* begin *
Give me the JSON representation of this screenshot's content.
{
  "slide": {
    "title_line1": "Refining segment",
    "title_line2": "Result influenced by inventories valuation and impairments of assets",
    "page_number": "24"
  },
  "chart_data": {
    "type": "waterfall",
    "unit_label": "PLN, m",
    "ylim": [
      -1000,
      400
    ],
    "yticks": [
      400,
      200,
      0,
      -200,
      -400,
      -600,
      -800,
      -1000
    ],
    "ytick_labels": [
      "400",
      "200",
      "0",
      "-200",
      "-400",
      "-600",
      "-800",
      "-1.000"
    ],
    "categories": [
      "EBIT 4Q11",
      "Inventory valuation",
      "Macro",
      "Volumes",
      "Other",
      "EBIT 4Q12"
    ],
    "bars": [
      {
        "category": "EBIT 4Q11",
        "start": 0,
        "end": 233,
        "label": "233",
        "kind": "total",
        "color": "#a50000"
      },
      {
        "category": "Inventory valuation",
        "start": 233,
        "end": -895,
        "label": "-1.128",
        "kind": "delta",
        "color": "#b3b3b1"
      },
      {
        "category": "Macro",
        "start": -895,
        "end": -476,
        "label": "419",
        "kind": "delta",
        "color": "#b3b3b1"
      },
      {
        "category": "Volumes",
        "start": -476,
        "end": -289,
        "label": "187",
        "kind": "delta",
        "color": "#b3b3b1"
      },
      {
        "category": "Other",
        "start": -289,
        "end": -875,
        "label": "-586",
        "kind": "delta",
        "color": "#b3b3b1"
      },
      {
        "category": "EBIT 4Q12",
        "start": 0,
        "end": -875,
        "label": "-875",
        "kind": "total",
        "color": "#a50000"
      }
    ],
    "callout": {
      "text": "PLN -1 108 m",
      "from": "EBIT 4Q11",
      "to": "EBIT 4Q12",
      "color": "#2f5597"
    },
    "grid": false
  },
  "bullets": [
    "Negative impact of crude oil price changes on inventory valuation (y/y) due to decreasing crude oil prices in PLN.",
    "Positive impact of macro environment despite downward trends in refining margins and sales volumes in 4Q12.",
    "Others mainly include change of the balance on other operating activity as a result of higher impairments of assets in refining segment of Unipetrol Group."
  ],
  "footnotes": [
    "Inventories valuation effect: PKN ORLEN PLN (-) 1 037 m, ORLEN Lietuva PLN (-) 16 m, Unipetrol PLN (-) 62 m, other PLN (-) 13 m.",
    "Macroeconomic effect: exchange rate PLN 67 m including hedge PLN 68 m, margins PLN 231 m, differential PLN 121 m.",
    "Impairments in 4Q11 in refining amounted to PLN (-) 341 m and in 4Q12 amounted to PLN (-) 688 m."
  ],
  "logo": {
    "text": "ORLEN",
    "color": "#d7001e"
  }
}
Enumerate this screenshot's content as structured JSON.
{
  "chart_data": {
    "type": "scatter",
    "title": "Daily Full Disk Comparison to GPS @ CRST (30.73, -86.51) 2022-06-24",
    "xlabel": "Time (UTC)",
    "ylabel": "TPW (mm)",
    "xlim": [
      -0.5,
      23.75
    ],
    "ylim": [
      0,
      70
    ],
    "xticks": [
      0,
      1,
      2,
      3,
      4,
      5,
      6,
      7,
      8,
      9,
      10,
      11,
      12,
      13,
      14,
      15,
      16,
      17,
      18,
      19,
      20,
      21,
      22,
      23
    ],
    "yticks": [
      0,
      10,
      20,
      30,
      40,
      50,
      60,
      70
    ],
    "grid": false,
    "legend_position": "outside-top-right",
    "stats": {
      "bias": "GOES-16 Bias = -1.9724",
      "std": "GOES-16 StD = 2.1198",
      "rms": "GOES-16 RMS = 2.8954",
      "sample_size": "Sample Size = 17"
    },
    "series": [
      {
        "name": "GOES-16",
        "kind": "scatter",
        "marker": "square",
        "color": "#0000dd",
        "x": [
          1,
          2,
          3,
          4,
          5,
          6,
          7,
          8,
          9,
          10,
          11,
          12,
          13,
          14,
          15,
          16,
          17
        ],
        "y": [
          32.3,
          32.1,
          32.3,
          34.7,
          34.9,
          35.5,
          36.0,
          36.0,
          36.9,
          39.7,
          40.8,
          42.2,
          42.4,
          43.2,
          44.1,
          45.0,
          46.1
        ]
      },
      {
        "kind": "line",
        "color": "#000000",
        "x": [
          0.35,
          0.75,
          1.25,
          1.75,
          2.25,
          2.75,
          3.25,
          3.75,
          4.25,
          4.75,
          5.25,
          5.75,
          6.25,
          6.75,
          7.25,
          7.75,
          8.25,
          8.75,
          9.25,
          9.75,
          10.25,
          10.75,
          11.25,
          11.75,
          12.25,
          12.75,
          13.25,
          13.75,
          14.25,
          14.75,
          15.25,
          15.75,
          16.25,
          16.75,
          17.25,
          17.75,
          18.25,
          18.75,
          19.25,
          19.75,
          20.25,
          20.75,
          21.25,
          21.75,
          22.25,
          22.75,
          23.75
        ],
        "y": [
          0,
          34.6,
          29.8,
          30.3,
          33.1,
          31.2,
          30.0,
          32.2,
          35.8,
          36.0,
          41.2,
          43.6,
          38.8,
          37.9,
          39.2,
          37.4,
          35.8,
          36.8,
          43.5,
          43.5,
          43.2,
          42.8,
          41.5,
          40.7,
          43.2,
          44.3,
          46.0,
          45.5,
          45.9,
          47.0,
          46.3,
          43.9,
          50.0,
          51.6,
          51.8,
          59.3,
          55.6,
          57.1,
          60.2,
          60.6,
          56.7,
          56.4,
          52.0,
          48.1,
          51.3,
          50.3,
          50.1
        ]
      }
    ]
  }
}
* end *
Your task:
Copy all lines in the listing above where the string "segment" appears.

Correct output:
    "title_line1": "Refining segment",
    "Others mainly include change of the balance on other operating activity as a result of higher impairments of assets in refining segment of Unipetrol Group."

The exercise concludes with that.